» WHAT YOU NEED TO DO
All entries below are to be set down again, identical to the source.

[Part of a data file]

┌──

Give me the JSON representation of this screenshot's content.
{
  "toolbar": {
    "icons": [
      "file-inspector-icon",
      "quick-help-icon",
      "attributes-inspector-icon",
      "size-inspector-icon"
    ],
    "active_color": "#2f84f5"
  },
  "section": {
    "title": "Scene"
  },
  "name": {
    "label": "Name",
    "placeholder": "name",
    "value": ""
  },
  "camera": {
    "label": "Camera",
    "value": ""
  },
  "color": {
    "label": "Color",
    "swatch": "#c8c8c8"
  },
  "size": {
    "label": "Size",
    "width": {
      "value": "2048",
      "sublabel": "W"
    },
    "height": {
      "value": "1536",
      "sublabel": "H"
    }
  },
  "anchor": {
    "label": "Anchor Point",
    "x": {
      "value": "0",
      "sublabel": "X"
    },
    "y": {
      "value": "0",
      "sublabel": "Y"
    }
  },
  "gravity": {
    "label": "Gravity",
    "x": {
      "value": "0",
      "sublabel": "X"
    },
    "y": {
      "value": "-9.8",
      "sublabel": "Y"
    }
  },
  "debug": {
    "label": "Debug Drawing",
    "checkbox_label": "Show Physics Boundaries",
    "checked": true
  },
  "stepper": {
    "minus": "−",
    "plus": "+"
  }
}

└──

» RIGHT ANSWER
Give me the JSON representation of this screenshot's content.
{
  "toolbar": {
    "icons": [
      "file-inspector-icon",
      "quick-help-icon",
      "attributes-inspector-icon",
      "size-inspector-icon"
    ],
    "active_color": "#2f84f5"
  },
  "section": {
    "title": "Scene"
  },
  "name": {
    "label": "Name",
    "placeholder": "name",
    "value": ""
  },
  "camera": {
    "label": "Camera",
    "value": ""
  },
  "color": {
    "label": "Color",
    "swatch": "#c8c8c8"
  },
  "size": {
    "label": "Size",
    "width": {
      "value": "2048",
      "sublabel": "W"
    },
    "height": {
      "value": "1536",
      "sublabel": "H"
    }
  },
  "anchor": {
    "label": "Anchor Point",
    "x": {
      "value": "0",
      "sublabel": "X"
    },
    "y": {
      "value": "0",
      "sublabel": "Y"
    }
  },
  "gravity": {
    "label": "Gravity",
    "x": {
      "value": "0",
      "sublabel": "X"
    },
    "y": {
      "value": "-9.8",
      "sublabel": "Y"
    }
  },
  "debug": {
    "label": "Debug Drawing",
    "checkbox_label": "Show Physics Boundaries",
    "checked": true
  },
  "stepper": {
    "minus": "−",
    "plus": "+"
  }
}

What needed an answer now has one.